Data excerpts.
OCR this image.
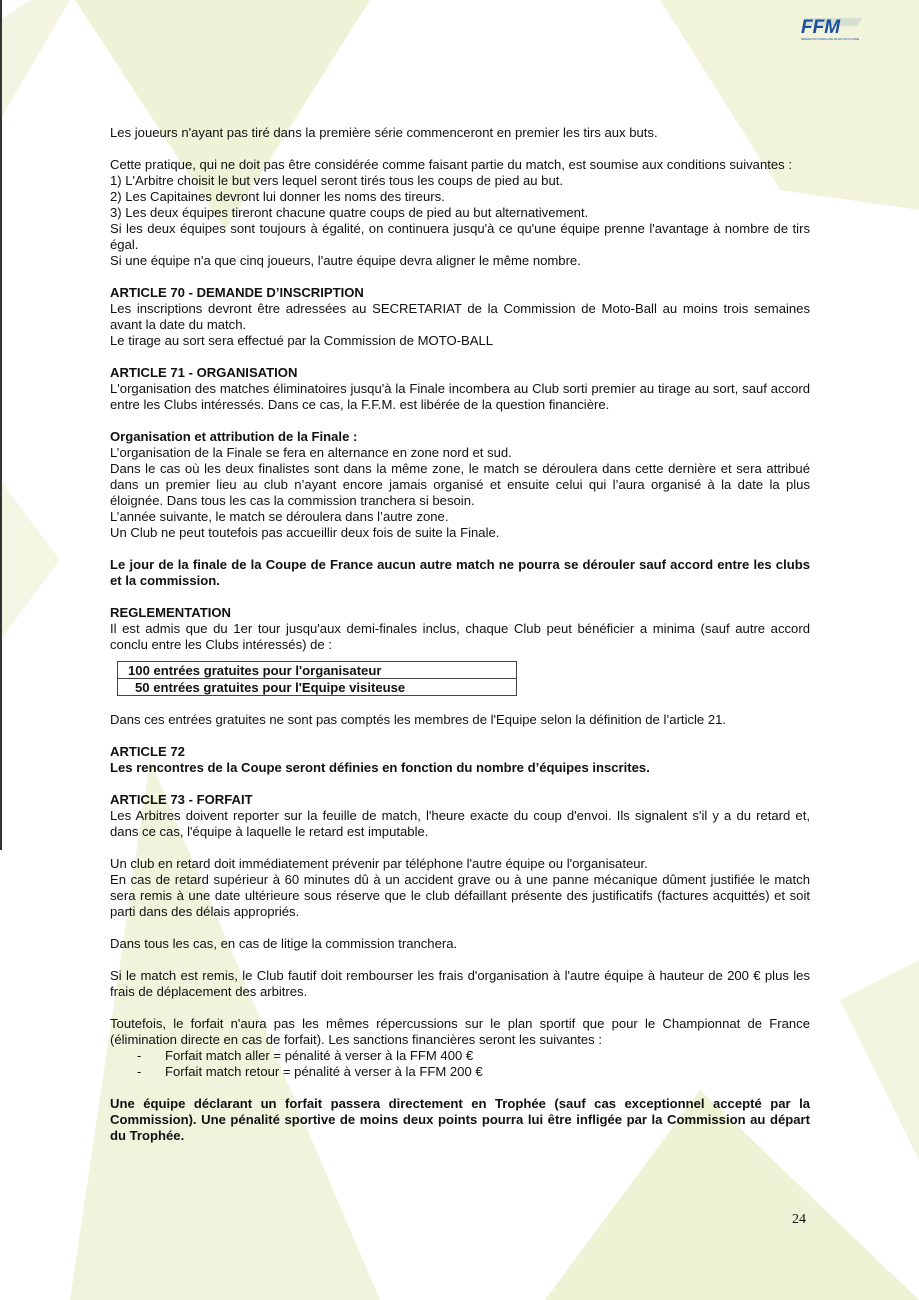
FFM
FÉDÉRATION FRANÇAISE DE MOTOCYCLISME

Les joueurs n'ayant pas tiré dans la première série commenceront en premier les tirs aux buts.

Cette pratique, qui ne doit pas être considérée comme faisant partie du match, est soumise aux conditions suivantes :

1) L'Arbitre choisit le but vers lequel seront tirés tous les coups de pied au but.

2) Les Capitaines devront lui donner les noms des tireurs.

3) Les deux équipes tireront chacune quatre coups de pied au but alternativement.

Si les deux équipes sont toujours à égalité, on continuera jusqu'à ce qu'une équipe prenne l'avantage à nombre de tirs égal.

Si une équipe n'a que cinq joueurs, l'autre équipe devra aligner le même nombre.

ARTICLE 70 - DEMANDE D’INSCRIPTION

Les inscriptions devront être adressées au SECRETARIAT de la Commission de Moto-Ball au moins trois semaines avant la date du match.

Le tirage au sort sera effectué par la Commission de MOTO-BALL

ARTICLE 71 - ORGANISATION

L'organisation des matches éliminatoires jusqu'à la Finale incombera au Club sorti premier au tirage au sort, sauf accord entre les Clubs intéressés. Dans ce cas, la F.F.M. est libérée de la question financière.

Organisation et attribution de la Finale :

L’organisation de la Finale se fera en alternance en zone nord et sud.

Dans le cas où les deux finalistes sont dans la même zone, le match se déroulera dans cette dernière et sera attribué dans un premier lieu au club n’ayant encore jamais organisé et ensuite celui qui l’aura organisé à la date la plus éloignée. Dans tous les cas la commission tranchera si besoin.

L’année suivante, le match se déroulera dans l’autre zone.

Un Club ne peut toutefois pas accueillir deux fois de suite la Finale.

Le jour de la finale de la Coupe de France aucun autre match ne pourra se dérouler sauf accord entre les clubs et la commission.

REGLEMENTATION

Il est admis que du 1er tour jusqu'aux demi-finales inclus, chaque Club peut bénéficier a minima (sauf autre accord conclu entre les Clubs intéressés) de :

100 entrées gratuites pour l'organisateur
50 entrées gratuites pour l'Equipe visiteuse

Dans ces entrées gratuites ne sont pas comptés les membres de l'Equipe selon la définition de l’article 21.

ARTICLE 72

Les rencontres de la Coupe seront définies en fonction du nombre d’équipes inscrites.

ARTICLE 73 - FORFAIT

Les Arbitres doivent reporter sur la feuille de match, l'heure exacte du coup d'envoi. Ils signalent s'il y a du retard et, dans ce cas, l'équipe à laquelle le retard est imputable.

Un club en retard doit immédiatement prévenir par téléphone l'autre équipe ou l'organisateur.

En cas de retard supérieur à 60 minutes dû à un accident grave ou à une panne mécanique dûment justifiée le match sera remis à une date ultérieure sous réserve que le club défaillant présente des justificatifs (factures acquittés) et soit parti dans des délais appropriés.

Dans tous les cas, en cas de litige la commission tranchera.

Si le match est remis, le Club fautif doit rembourser les frais d'organisation à l'autre équipe à hauteur de 200 € plus les frais de déplacement des arbitres.

Toutefois, le forfait n'aura pas les mêmes répercussions sur le plan sportif que pour le Championnat de France (élimination directe en cas de forfait). Les sanctions financières seront les suivantes :

- Forfait match aller = pénalité à verser à la FFM 400 €
- Forfait match retour = pénalité à verser à la FFM 200 €

Une équipe déclarant un forfait passera directement en Trophée (sauf cas exceptionnel accepté par la Commission). Une pénalité sportive de moins deux points pourra lui être infligée par la Commission au départ du Trophée.

24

Exercise instructions.
Your answer should be a single number: the count of lines that contain "sont".

Task output.
3